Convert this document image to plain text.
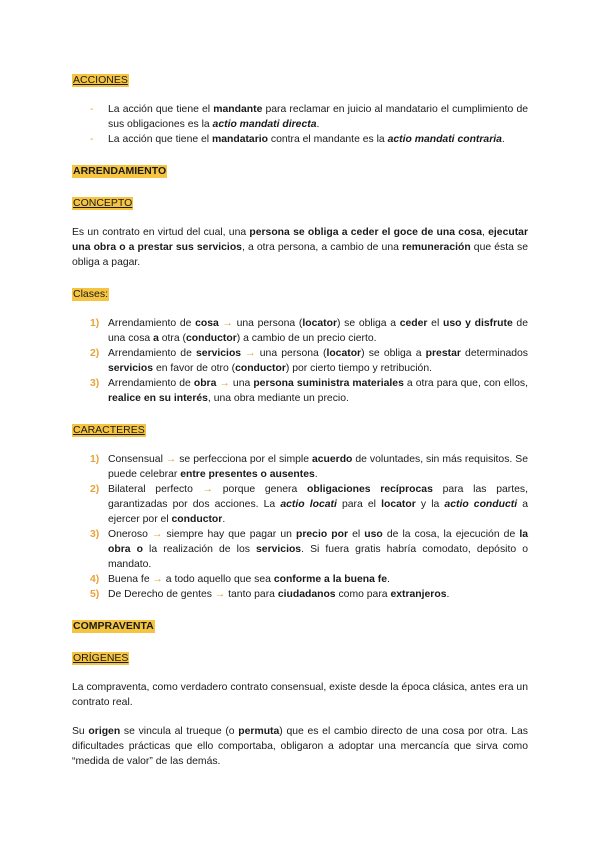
ACCIONES
- La acción que tiene el mandante para reclamar en juicio al mandatario el cumplimiento de sus obligaciones es la actio mandati directa.
- La acción que tiene el mandatario contra el mandante es la actio mandati contraria.
ARRENDAMIENTO
CONCEPTO

Es un contrato en virtud del cual, una persona se obliga a ceder el goce de una cosa, ejecutar una obra o a prestar sus servicios, a otra persona, a cambio de una remuneración que ésta se obliga a pagar.

Clases:
1) Arrendamiento de cosa → una persona (locator) se obliga a ceder el uso y disfrute de una cosa a otra (conductor) a cambio de un precio cierto.
2) Arrendamiento de servicios → una persona (locator) se obliga a prestar determinados servicios en favor de otro (conductor) por cierto tiempo y retribución.
3) Arrendamiento de obra → una persona suministra materiales a otra para que, con ellos, realice en su interés, una obra mediante un precio.
CARACTERES
1) Consensual → se perfecciona por el simple acuerdo de voluntades, sin más requisitos. Se puede celebrar entre presentes o ausentes.
2) Bilateral perfecto → porque genera obligaciones recíprocas para las partes, garantizadas por dos acciones. La actio locati para el locator y la actio conducti a ejercer por el conductor.
3) Oneroso → siempre hay que pagar un precio por el uso de la cosa, la ejecución de la obra o la realización de los servicios. Si fuera gratis habría comodato, depósito o mandato.
4) Buena fe → a todo aquello que sea conforme a la buena fe.
5) De Derecho de gentes → tanto para ciudadanos como para extranjeros.
COMPRAVENTA
ORÍGENES

La compraventa, como verdadero contrato consensual, existe desde la época clásica, antes era un contrato real.

Su origen se vincula al trueque (o permuta) que es el cambio directo de una cosa por otra. Las dificultades prácticas que ello comportaba, obligaron a adoptar una mercancía que sirva como “medida de valor” de las demás.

__________________________________________________

DIRECTIONS FOR THIS TASK:
An exact transcript of the listing is needed, free of pictures.

ANSWER AREA:
Convert this document image to plain text.
ACCIONES
- La acción que tiene el mandante para reclamar en juicio al mandatario el cumplimiento de sus obligaciones es la actio mandati directa.
- La acción que tiene el mandatario contra el mandante es la actio mandati contraria.
ARRENDAMIENTO
CONCEPTO

Es un contrato en virtud del cual, una persona se obliga a ceder el goce de una cosa, ejecutar una obra o a prestar sus servicios, a otra persona, a cambio de una remuneración que ésta se obliga a pagar.

Clases:
1) Arrendamiento de cosa → una persona (locator) se obliga a ceder el uso y disfrute de una cosa a otra (conductor) a cambio de un precio cierto.
2) Arrendamiento de servicios → una persona (locator) se obliga a prestar determinados servicios en favor de otro (conductor) por cierto tiempo y retribución.
3) Arrendamiento de obra → una persona suministra materiales a otra para que, con ellos, realice en su interés, una obra mediante un precio.
CARACTERES
1) Consensual → se perfecciona por el simple acuerdo de voluntades, sin más requisitos. Se puede celebrar entre presentes o ausentes.
2) Bilateral perfecto → porque genera obligaciones recíprocas para las partes, garantizadas por dos acciones. La actio locati para el locator y la actio conducti a ejercer por el conductor.
3) Oneroso → siempre hay que pagar un precio por el uso de la cosa, la ejecución de la obra o la realización de los servicios. Si fuera gratis habría comodato, depósito o mandato.
4) Buena fe → a todo aquello que sea conforme a la buena fe.
5) De Derecho de gentes → tanto para ciudadanos como para extranjeros.
COMPRAVENTA
ORÍGENES

La compraventa, como verdadero contrato consensual, existe desde la época clásica, antes era un contrato real.

Su origen se vincula al trueque (o permuta) que es el cambio directo de una cosa por otra. Las dificultades prácticas que ello comportaba, obligaron a adoptar una mercancía que sirva como “medida de valor” de las demás.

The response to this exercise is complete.